◆ **Exercise instructions**
Your answer should be one number: how many lines of the data include the string "TetherUS"?

(Data records)
+++++

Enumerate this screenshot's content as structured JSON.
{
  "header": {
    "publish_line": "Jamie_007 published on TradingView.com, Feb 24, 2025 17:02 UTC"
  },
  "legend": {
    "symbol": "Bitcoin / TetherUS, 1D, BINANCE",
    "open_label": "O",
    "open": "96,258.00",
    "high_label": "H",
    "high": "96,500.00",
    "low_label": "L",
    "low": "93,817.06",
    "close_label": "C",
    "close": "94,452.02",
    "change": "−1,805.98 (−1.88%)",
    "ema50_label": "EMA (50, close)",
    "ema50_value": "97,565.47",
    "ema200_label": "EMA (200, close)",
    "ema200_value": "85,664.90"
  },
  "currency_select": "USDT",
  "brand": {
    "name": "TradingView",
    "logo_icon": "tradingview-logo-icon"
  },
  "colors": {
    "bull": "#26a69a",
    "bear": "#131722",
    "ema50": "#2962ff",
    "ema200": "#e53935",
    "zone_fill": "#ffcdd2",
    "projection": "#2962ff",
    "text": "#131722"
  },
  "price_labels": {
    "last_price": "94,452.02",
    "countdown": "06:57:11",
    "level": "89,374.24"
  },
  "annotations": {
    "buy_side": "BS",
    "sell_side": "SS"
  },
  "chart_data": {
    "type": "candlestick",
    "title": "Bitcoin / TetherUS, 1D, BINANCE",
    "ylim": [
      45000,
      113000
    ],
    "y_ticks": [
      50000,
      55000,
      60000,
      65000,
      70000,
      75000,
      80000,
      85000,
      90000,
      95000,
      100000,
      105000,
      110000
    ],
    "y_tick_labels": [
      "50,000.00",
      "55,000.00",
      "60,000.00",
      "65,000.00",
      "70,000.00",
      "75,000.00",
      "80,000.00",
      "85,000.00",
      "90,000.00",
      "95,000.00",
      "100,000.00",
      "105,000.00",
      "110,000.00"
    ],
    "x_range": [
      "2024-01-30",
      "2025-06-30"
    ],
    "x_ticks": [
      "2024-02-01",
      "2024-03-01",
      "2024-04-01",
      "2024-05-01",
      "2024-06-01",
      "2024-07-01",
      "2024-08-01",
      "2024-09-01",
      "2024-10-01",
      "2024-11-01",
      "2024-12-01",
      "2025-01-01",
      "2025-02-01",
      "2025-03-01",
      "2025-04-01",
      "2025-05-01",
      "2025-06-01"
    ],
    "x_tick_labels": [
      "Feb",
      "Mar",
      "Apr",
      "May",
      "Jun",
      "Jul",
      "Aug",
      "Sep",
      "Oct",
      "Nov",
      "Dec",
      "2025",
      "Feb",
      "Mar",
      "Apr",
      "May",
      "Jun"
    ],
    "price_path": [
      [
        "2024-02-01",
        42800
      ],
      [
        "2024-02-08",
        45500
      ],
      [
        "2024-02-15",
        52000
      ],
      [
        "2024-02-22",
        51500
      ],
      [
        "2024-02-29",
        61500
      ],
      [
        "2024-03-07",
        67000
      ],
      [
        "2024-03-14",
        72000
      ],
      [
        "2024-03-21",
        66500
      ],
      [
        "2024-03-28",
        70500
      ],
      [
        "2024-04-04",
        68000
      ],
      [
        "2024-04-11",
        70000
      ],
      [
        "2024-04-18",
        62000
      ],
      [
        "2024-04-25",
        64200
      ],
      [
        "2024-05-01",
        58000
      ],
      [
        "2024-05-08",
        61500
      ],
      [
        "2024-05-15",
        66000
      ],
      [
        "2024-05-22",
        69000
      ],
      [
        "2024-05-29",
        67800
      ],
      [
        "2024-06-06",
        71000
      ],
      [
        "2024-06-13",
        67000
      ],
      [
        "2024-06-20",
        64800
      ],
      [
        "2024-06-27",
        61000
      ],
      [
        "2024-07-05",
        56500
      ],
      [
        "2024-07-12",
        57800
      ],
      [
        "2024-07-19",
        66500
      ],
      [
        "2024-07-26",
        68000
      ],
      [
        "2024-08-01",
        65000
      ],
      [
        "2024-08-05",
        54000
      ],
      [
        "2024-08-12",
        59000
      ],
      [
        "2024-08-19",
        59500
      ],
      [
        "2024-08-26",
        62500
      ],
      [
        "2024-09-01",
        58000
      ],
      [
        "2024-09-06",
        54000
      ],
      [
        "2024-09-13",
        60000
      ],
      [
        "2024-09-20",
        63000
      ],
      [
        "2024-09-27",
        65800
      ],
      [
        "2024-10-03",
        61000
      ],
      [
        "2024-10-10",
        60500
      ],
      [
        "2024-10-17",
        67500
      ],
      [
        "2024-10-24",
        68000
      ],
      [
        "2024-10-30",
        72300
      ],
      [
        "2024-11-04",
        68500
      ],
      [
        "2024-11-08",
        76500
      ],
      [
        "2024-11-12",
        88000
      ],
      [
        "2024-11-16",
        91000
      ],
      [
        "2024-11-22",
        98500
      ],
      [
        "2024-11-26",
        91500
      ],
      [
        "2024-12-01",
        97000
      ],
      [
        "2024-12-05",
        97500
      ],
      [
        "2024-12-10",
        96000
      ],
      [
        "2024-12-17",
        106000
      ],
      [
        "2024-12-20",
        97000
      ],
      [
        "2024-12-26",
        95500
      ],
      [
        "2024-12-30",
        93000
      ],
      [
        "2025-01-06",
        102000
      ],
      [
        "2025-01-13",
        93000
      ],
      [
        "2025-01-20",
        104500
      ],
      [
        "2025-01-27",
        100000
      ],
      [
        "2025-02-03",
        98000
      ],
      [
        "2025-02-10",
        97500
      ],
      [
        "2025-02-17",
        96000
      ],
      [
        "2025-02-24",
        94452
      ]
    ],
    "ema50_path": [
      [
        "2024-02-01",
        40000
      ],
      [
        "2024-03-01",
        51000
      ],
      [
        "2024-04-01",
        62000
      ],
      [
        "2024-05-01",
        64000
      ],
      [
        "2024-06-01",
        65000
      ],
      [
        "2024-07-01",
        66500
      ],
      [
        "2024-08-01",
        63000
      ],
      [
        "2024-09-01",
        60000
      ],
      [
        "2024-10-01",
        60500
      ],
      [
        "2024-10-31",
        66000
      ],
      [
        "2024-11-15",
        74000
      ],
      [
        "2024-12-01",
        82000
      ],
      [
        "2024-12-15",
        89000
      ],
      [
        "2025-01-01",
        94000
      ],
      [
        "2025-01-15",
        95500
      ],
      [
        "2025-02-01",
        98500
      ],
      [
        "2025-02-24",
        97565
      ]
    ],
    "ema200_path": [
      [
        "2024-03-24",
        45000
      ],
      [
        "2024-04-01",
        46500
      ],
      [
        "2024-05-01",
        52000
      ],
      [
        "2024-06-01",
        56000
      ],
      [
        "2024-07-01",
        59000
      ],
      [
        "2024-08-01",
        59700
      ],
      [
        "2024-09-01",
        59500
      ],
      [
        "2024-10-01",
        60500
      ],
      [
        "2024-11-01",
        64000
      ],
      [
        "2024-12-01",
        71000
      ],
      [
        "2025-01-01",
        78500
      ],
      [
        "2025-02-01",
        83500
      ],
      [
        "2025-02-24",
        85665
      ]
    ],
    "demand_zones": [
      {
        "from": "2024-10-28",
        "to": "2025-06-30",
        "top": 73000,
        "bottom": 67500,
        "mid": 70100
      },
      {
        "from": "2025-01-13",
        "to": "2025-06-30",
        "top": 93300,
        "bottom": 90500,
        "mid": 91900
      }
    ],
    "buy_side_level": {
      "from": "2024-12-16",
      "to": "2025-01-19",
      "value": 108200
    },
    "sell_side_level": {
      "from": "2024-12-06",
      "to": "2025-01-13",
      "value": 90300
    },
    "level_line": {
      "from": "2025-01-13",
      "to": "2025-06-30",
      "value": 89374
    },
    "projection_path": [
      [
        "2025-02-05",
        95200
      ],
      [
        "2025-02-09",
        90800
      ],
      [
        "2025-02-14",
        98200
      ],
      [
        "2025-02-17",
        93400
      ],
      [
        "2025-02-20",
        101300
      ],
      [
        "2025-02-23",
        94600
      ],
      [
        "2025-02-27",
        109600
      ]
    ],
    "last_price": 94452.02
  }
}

+++++

◆ **Written reply**
2